*** Provided data
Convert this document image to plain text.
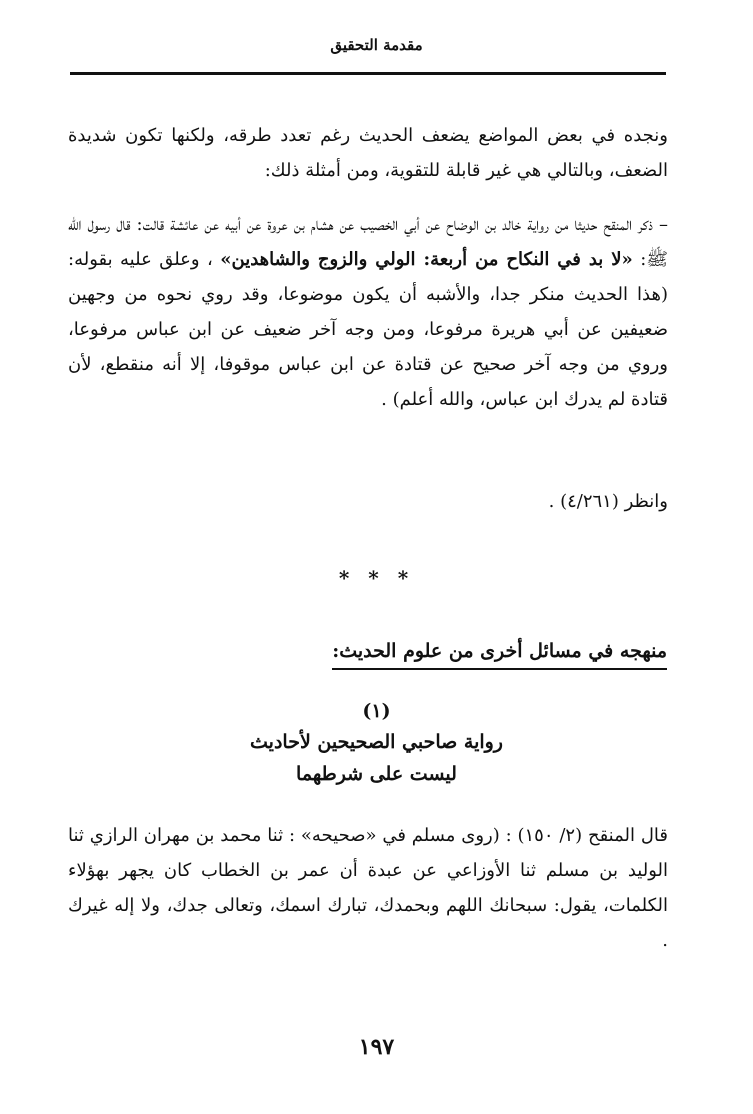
مقدمة التحقيق

ونجده في بعض المواضع يضعف الحديث رغم تعدد طرقه، ولكنها تكون شديدة الضعف، وبالتالي هي غير قابلة للتقوية، ومن أمثلة ذلك:

– ذكر المنقح حديثا من رواية خالد بن الوضاح عن أبي الخصيب عن هشام بن عروة عن أبيه عن عائشة قالت: قال رسول الله ﷺ: «لا بد في النكاح من أربعة: الولي والزوج والشاهدين» ، وعلق عليه بقوله: (هذا الحديث منكر جدا، والأشبه أن يكون موضوعا، وقد روي نحوه من وجهين ضعيفين عن أبي هريرة مرفوعا، ومن وجه آخر ضعيف عن ابن عباس مرفوعا، وروي من وجه آخر صحيح عن قتادة عن ابن عباس موقوفا، إلا أنه منقطع، لأن قتادة لم يدرك ابن عباس، والله أعلم) .

وانظر (٤/٢٦١) .

* * *
منهجه في مسائل أخرى من علوم الحديث:
(١)
رواية صاحبي الصحيحين لأحاديث
ليست على شرطهما

قال المنقح (٢/ ١٥٠) : (روى مسلم في «صحيحه» : ثنا محمد بن مهران الرازي ثنا الوليد بن مسلم ثنا الأوزاعي عن عبدة أن عمر بن الخطاب كان يجهر بهؤلاء الكلمات، يقول: سبحانك اللهم وبحمدك، تبارك اسمك، وتعالى جدك، ولا إله غيرك .

١٩٧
******
▶ Instructions for the task:
Using the listing above, state the number of lines that hold "المنقح", with no other text.

▶ Right answer:
2